Raw records:
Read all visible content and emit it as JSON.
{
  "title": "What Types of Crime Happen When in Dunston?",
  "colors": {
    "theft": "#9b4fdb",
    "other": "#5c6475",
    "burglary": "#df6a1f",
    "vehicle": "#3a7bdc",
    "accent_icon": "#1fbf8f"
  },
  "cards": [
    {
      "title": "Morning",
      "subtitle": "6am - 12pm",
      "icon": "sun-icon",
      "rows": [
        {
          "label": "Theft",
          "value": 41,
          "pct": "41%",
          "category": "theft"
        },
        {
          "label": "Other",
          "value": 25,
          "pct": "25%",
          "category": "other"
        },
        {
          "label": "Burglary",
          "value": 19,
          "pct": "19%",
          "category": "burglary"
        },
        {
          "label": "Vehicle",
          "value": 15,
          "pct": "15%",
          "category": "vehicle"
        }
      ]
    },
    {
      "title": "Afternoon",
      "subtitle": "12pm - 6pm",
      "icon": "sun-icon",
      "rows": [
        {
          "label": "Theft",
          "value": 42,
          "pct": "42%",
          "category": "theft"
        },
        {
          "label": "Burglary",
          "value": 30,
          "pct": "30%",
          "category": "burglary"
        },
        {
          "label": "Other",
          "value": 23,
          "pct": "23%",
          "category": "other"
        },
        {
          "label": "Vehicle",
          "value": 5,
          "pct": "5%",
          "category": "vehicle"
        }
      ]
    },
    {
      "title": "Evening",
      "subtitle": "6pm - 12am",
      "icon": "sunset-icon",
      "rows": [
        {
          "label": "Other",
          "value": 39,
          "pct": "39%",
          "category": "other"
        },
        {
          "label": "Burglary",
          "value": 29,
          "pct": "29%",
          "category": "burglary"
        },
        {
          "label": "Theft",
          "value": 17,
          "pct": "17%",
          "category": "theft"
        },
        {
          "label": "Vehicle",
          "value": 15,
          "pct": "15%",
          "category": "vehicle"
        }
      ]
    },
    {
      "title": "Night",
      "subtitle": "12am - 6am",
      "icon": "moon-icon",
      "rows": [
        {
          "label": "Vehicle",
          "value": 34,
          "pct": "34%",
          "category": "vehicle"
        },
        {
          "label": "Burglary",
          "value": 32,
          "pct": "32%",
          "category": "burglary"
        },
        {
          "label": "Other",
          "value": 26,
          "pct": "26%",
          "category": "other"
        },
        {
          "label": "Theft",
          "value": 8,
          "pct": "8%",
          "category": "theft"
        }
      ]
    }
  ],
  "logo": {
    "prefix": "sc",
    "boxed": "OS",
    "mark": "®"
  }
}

- _What you will do_
Reproduce the material exactly, with every line intact.

- _Written response_
Read all visible content and emit it as JSON.
{
  "title": "What Types of Crime Happen When in Dunston?",
  "colors": {
    "theft": "#9b4fdb",
    "other": "#5c6475",
    "burglary": "#df6a1f",
    "vehicle": "#3a7bdc",
    "accent_icon": "#1fbf8f"
  },
  "cards": [
    {
      "title": "Morning",
      "subtitle": "6am - 12pm",
      "icon": "sun-icon",
      "rows": [
        {
          "label": "Theft",
          "value": 41,
          "pct": "41%",
          "category": "theft"
        },
        {
          "label": "Other",
          "value": 25,
          "pct": "25%",
          "category": "other"
        },
        {
          "label": "Burglary",
          "value": 19,
          "pct": "19%",
          "category": "burglary"
        },
        {
          "label": "Vehicle",
          "value": 15,
          "pct": "15%",
          "category": "vehicle"
        }
      ]
    },
    {
      "title": "Afternoon",
      "subtitle": "12pm - 6pm",
      "icon": "sun-icon",
      "rows": [
        {
          "label": "Theft",
          "value": 42,
          "pct": "42%",
          "category": "theft"
        },
        {
          "label": "Burglary",
          "value": 30,
          "pct": "30%",
          "category": "burglary"
        },
        {
          "label": "Other",
          "value": 23,
          "pct": "23%",
          "category": "other"
        },
        {
          "label": "Vehicle",
          "value": 5,
          "pct": "5%",
          "category": "vehicle"
        }
      ]
    },
    {
      "title": "Evening",
      "subtitle": "6pm - 12am",
      "icon": "sunset-icon",
      "rows": [
        {
          "label": "Other",
          "value": 39,
          "pct": "39%",
          "category": "other"
        },
        {
          "label": "Burglary",
          "value": 29,
          "pct": "29%",
          "category": "burglary"
        },
        {
          "label": "Theft",
          "value": 17,
          "pct": "17%",
          "category": "theft"
        },
        {
          "label": "Vehicle",
          "value": 15,
          "pct": "15%",
          "category": "vehicle"
        }
      ]
    },
    {
      "title": "Night",
      "subtitle": "12am - 6am",
      "icon": "moon-icon",
      "rows": [
        {
          "label": "Vehicle",
          "value": 34,
          "pct": "34%",
          "category": "vehicle"
        },
        {
          "label": "Burglary",
          "value": 32,
          "pct": "32%",
          "category": "burglary"
        },
        {
          "label": "Other",
          "value": 26,
          "pct": "26%",
          "category": "other"
        },
        {
          "label": "Theft",
          "value": 8,
          "pct": "8%",
          "category": "theft"
        }
      ]
    }
  ],
  "logo": {
    "prefix": "sc",
    "boxed": "OS",
    "mark": "®"
  }
}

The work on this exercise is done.